- **JOB**:
Below are some records; give them all again exactly, but not the pictures.

───── DATA FOR THIS EXERCISE

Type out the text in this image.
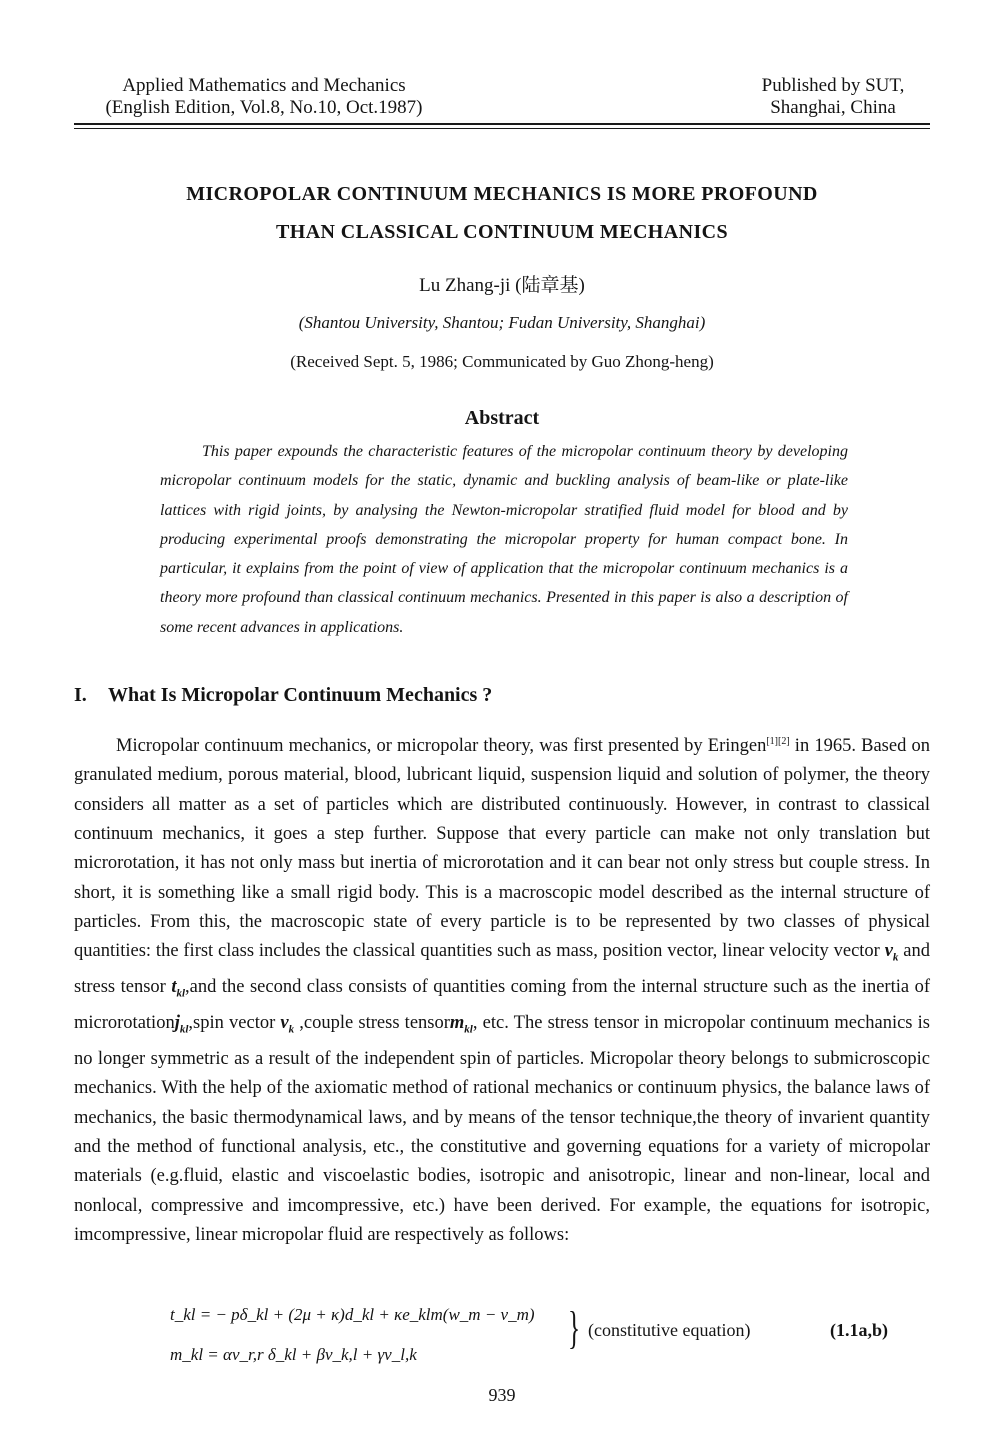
Applied Mathematics and Mechanics
(English Edition, Vol.8, No.10, Oct.1987)
Published by SUT,
Shanghai, China
MICROPOLAR CONTINUUM MECHANICS IS MORE PROFOUND
THAN CLASSICAL CONTINUUM MECHANICS
Lu Zhang-ji (陆章基)
(Shantou University, Shantou; Fudan University, Shanghai)
(Received Sept. 5, 1986; Communicated by Guo Zhong-heng)
Abstract
This paper expounds the characteristic features of the micropolar continuum theory by developing micropolar continuum models for the static, dynamic and buckling analysis of beam-like or plate-like lattices with rigid joints, by analysing the Newton-micropolar stratified fluid model for blood and by producing experimental proofs demonstrating the micropolar property for human compact bone. In particular, it explains from the point of view of application that the micropolar continuum mechanics is a theory more profound than classical continuum mechanics. Presented in this paper is also a description of some recent advances in applications.
I. What Is Micropolar Continuum Mechanics ?
Micropolar continuum mechanics, or micropolar theory, was first presented by Eringen[1][2] in 1965. Based on granulated medium, porous material, blood, lubricant liquid, suspension liquid and solution of polymer, the theory considers all matter as a set of particles which are distributed continuously. However, in contrast to classical continuum mechanics, it goes a step further. Suppose that every particle can make not only translation but microrotation, it has not only mass but inertia of microrotation and it can bear not only stress but couple stress. In short, it is something like a small rigid body. This is a macroscopic model described as the internal structure of particles. From this, the macroscopic state of every particle is to be represented by two classes of physical quantities: the first class includes the classical quantities such as mass, position vector, linear velocity vector $v_k$ and stress tensor $t_{kl},and$ the second class consists of quantities coming from the internal structure such as the inertia of microrotationj$_{kl}$,spin vector $\nu_k$ ,couple stress tensorm$_{kl}$, etc. The stress tensor in micropolar continuum mechanics is no longer symmetric as a result of the independent spin of particles. Micropolar theory belongs to submicroscopic mechanics. With the help of the axiomatic method of rational mechanics or continuum physics, the balance laws of mechanics, the basic thermodynamical laws, and by means of the tensor technique,the theory of invarient quantity and the method of functional analysis, etc., the constitutive and governing equations for a variety of micropolar materials (e.g.fluid, elastic and viscoelastic bodies, isotropic and anisotropic, linear and non-linear, local and nonlocal, compressive and imcompressive, etc.) have been derived. For example, the equations for isotropic, imcompressive, linear micropolar fluid are respectively as follows:
t_kl = − pδ_kl + (2μ + κ)d_kl + κe_klm(w_m − ν_m)
m_kl = αν_r,r δ_kl + βν_k,l + γν_l,k
} (constitutive equation)	(1.1a,b)
939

──────────

- **THE ANSWER**:
Type out the text in this image.
Applied Mathematics and Mechanics
(English Edition, Vol.8, No.10, Oct.1987)
Published by SUT,
Shanghai, China
MICROPOLAR CONTINUUM MECHANICS IS MORE PROFOUND
THAN CLASSICAL CONTINUUM MECHANICS
Lu Zhang-ji (陆章基)
(Shantou University, Shantou; Fudan University, Shanghai)
(Received Sept. 5, 1986; Communicated by Guo Zhong-heng)
Abstract
This paper expounds the characteristic features of the micropolar continuum theory by developing micropolar continuum models for the static, dynamic and buckling analysis of beam-like or plate-like lattices with rigid joints, by analysing the Newton-micropolar stratified fluid model for blood and by producing experimental proofs demonstrating the micropolar property for human compact bone. In particular, it explains from the point of view of application that the micropolar continuum mechanics is a theory more profound than classical continuum mechanics. Presented in this paper is also a description of some recent advances in applications.
I. What Is Micropolar Continuum Mechanics ?
Micropolar continuum mechanics, or micropolar theory, was first presented by Eringen[1][2] in 1965. Based on granulated medium, porous material, blood, lubricant liquid, suspension liquid and solution of polymer, the theory considers all matter as a set of particles which are distributed continuously. However, in contrast to classical continuum mechanics, it goes a step further. Suppose that every particle can make not only translation but microrotation, it has not only mass but inertia of microrotation and it can bear not only stress but couple stress. In short, it is something like a small rigid body. This is a macroscopic model described as the internal structure of particles. From this, the macroscopic state of every particle is to be represented by two classes of physical quantities: the first class includes the classical quantities such as mass, position vector, linear velocity vector $v_k$ and stress tensor $t_{kl},and$ the second class consists of quantities coming from the internal structure such as the inertia of microrotationj$_{kl}$,spin vector $\nu_k$ ,couple stress tensorm$_{kl}$, etc. The stress tensor in micropolar continuum mechanics is no longer symmetric as a result of the independent spin of particles. Micropolar theory belongs to submicroscopic mechanics. With the help of the axiomatic method of rational mechanics or continuum physics, the balance laws of mechanics, the basic thermodynamical laws, and by means of the tensor technique,the theory of invarient quantity and the method of functional analysis, etc., the constitutive and governing equations for a variety of micropolar materials (e.g.fluid, elastic and viscoelastic bodies, isotropic and anisotropic, linear and non-linear, local and nonlocal, compressive and imcompressive, etc.) have been derived. For example, the equations for isotropic, imcompressive, linear micropolar fluid are respectively as follows:
t_kl = − pδ_kl + (2μ + κ)d_kl + κe_klm(w_m − ν_m)
m_kl = αν_r,r δ_kl + βν_k,l + γν_l,k
} (constitutive equation)	(1.1a,b)
939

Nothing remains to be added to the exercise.